» Short task:
Will you output all of the data below exactly, omitting the images?
-- start --
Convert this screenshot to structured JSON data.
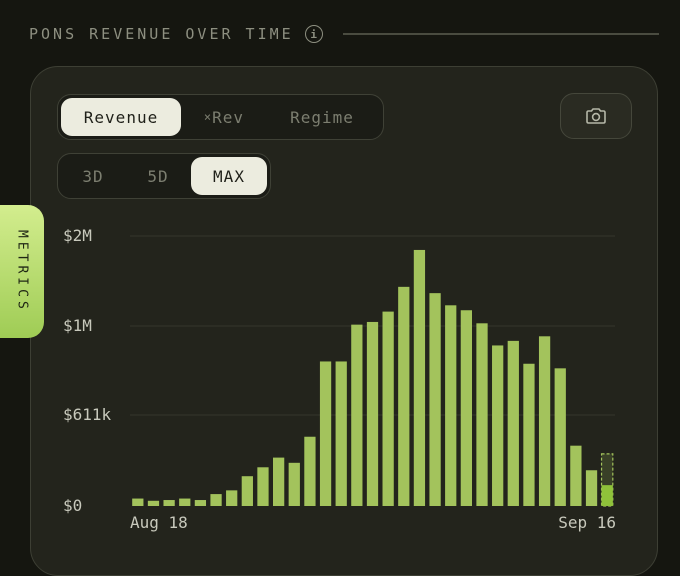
{
  "header": {
    "title": "PONS REVENUE OVER TIME",
    "info_icon_glyph": "i"
  },
  "metric_tabs": [
    {
      "label": "Revenue",
      "active": true
    },
    {
      "label_prefix": "×",
      "label": "Rev",
      "active": false
    },
    {
      "label": "Regime",
      "active": false
    }
  ],
  "range_tabs": [
    {
      "label": "3D",
      "active": false
    },
    {
      "label": "5D",
      "active": false
    },
    {
      "label": "MAX",
      "active": true
    }
  ],
  "camera_button": {
    "icon": "camera-icon"
  },
  "side_tab": {
    "label": "METRICS",
    "icon": ""
  },
  "colors": {
    "bar": "#a3c35c",
    "bar_highlight": "#8fc23a",
    "background": "#151610",
    "card": "#23241c",
    "accent_tab": "#b9dd6f"
  },
  "chart_data": {
    "type": "bar",
    "xlabel": "",
    "ylabel": "",
    "y_ticks": [
      {
        "label": "$0",
        "value": 0
      },
      {
        "label": "$611k",
        "value": 611000
      },
      {
        "label": "$1M",
        "value": 1000000
      },
      {
        "label": "$2M",
        "value": 2000000
      }
    ],
    "x_tick_labels": [
      "Aug 18",
      "Sep 16"
    ],
    "grid": true,
    "series": [
      {
        "values": [
          50000,
          35000,
          40000,
          50000,
          40000,
          80000,
          105000,
          200000,
          260000,
          325000,
          290000,
          465000,
          845000,
          845000,
          1015000,
          1045000,
          1160000,
          1435000,
          1845000,
          1365000,
          1230000,
          1175000,
          1030000,
          915000,
          935000,
          835000,
          955000,
          815000,
          405000,
          240000
        ]
      }
    ],
    "last_bar_partial": {
      "value": 140000,
      "projected": 350000
    }
  }
}
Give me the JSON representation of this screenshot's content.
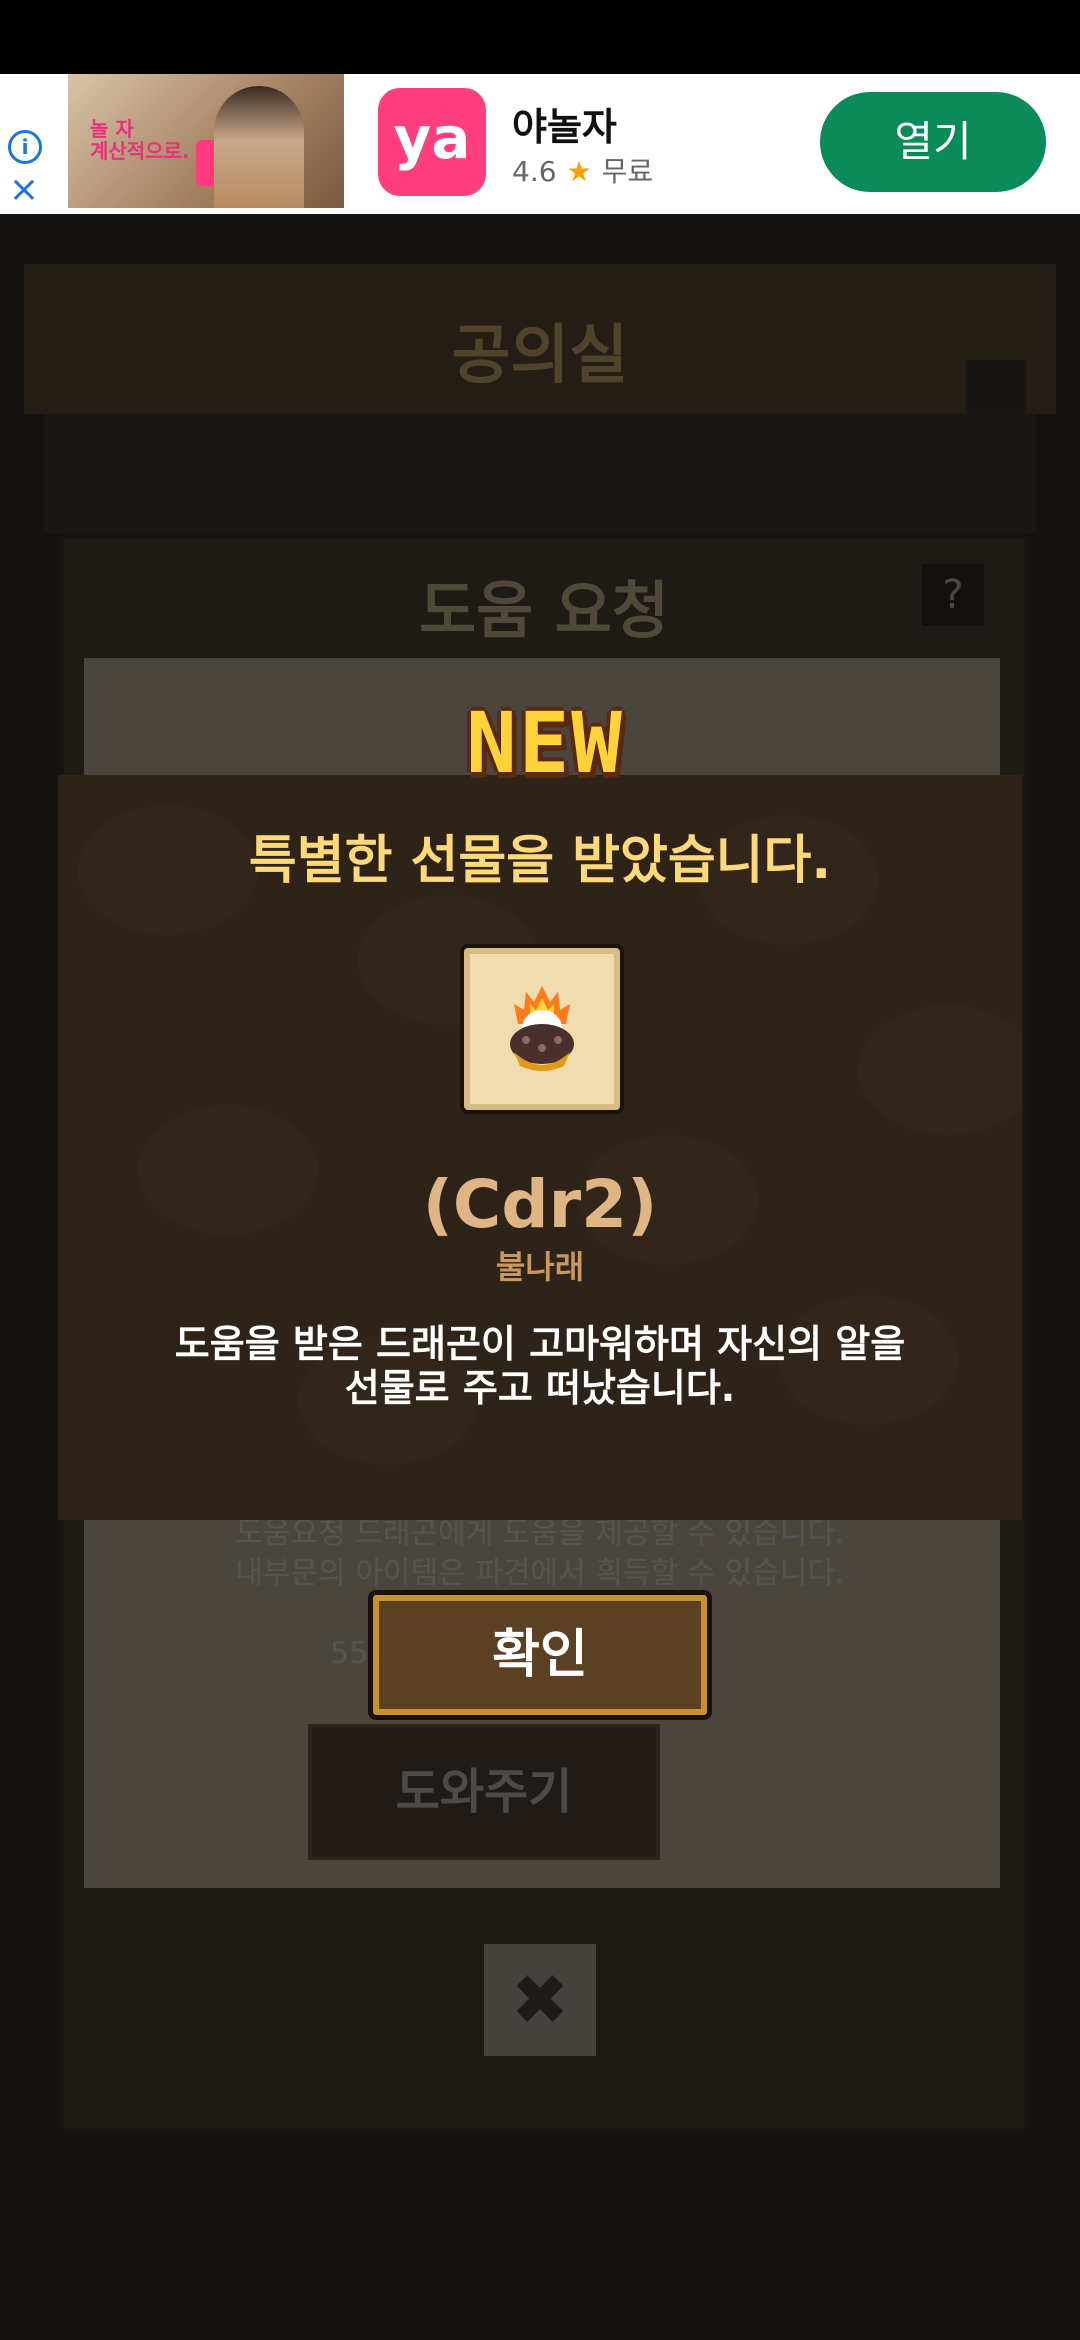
{
  "ad": {
    "app_name": "야놀자",
    "rating": "4.6",
    "price": "무료",
    "open_label": "열기",
    "logo_text": "ya",
    "photo_text": "놀 자\n계산적으로.",
    "info_icon": "info-icon",
    "close_icon": "close-icon"
  },
  "background": {
    "header_title": "공의실",
    "panel_title": "도움 요청",
    "help_glyph": "?",
    "help_button": "도와주기",
    "close_glyph": "✖",
    "text_line1": "도움요청 드래곤에게 도움을 제공할 수 있습니다.",
    "text_line2": "내부문의 아이템은 파견에서 획득할 수 있습니다.",
    "text_line3": "55"
  },
  "modal": {
    "badge": "NEW",
    "heading": "특별한 선물을 받았습니다.",
    "item_icon": "fire-dragon-egg-icon",
    "item_name": "(Cdr2)",
    "item_sub": "불나래",
    "desc_line1": "도움을 받은 드래곤이 고마워하며 자신의 알을",
    "desc_line2": "선물로 주고 떠났습니다.",
    "confirm_label": "확인"
  },
  "colors": {
    "modal_bg": "#2e2319",
    "heading": "#ffd978",
    "item_name": "#e0b585",
    "ad_button": "#0b8a5a",
    "ad_logo": "#ff3d7f"
  }
}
-- end --
» The completed task:
Convert this screenshot to structured JSON data.
{
  "header": {
    "title": "PONS REVENUE OVER TIME",
    "info_icon_glyph": "i"
  },
  "metric_tabs": [
    {
      "label": "Revenue",
      "active": true
    },
    {
      "label_prefix": "×",
      "label": "Rev",
      "active": false
    },
    {
      "label": "Regime",
      "active": false
    }
  ],
  "range_tabs": [
    {
      "label": "3D",
      "active": false
    },
    {
      "label": "5D",
      "active": false
    },
    {
      "label": "MAX",
      "active": true
    }
  ],
  "camera_button": {
    "icon": "camera-icon"
  },
  "side_tab": {
    "label": "METRICS",
    "icon": ""
  },
  "colors": {
    "bar": "#a3c35c",
    "bar_highlight": "#8fc23a",
    "background": "#151610",
    "card": "#23241c",
    "accent_tab": "#b9dd6f"
  },
  "chart_data": {
    "type": "bar",
    "xlabel": "",
    "ylabel": "",
    "y_ticks": [
      {
        "label": "$0",
        "value": 0
      },
      {
        "label": "$611k",
        "value": 611000
      },
      {
        "label": "$1M",
        "value": 1000000
      },
      {
        "label": "$2M",
        "value": 2000000
      }
    ],
    "x_tick_labels": [
      "Aug 18",
      "Sep 16"
    ],
    "grid": true,
    "series": [
      {
        "values": [
          50000,
          35000,
          40000,
          50000,
          40000,
          80000,
          105000,
          200000,
          260000,
          325000,
          290000,
          465000,
          845000,
          845000,
          1015000,
          1045000,
          1160000,
          1435000,
          1845000,
          1365000,
          1230000,
          1175000,
          1030000,
          915000,
          935000,
          835000,
          955000,
          815000,
          405000,
          240000
        ]
      }
    ],
    "last_bar_partial": {
      "value": 140000,
      "projected": 350000
    }
  }
}
Give me the JSON representation of this screenshot's content.
{
  "ad": {
    "app_name": "야놀자",
    "rating": "4.6",
    "price": "무료",
    "open_label": "열기",
    "logo_text": "ya",
    "photo_text": "놀 자\n계산적으로.",
    "info_icon": "info-icon",
    "close_icon": "close-icon"
  },
  "background": {
    "header_title": "공의실",
    "panel_title": "도움 요청",
    "help_glyph": "?",
    "help_button": "도와주기",
    "close_glyph": "✖",
    "text_line1": "도움요청 드래곤에게 도움을 제공할 수 있습니다.",
    "text_line2": "내부문의 아이템은 파견에서 획득할 수 있습니다.",
    "text_line3": "55"
  },
  "modal": {
    "badge": "NEW",
    "heading": "특별한 선물을 받았습니다.",
    "item_icon": "fire-dragon-egg-icon",
    "item_name": "(Cdr2)",
    "item_sub": "불나래",
    "desc_line1": "도움을 받은 드래곤이 고마워하며 자신의 알을",
    "desc_line2": "선물로 주고 떠났습니다.",
    "confirm_label": "확인"
  },
  "colors": {
    "modal_bg": "#2e2319",
    "heading": "#ffd978",
    "item_name": "#e0b585",
    "ad_button": "#0b8a5a",
    "ad_logo": "#ff3d7f"
  }
}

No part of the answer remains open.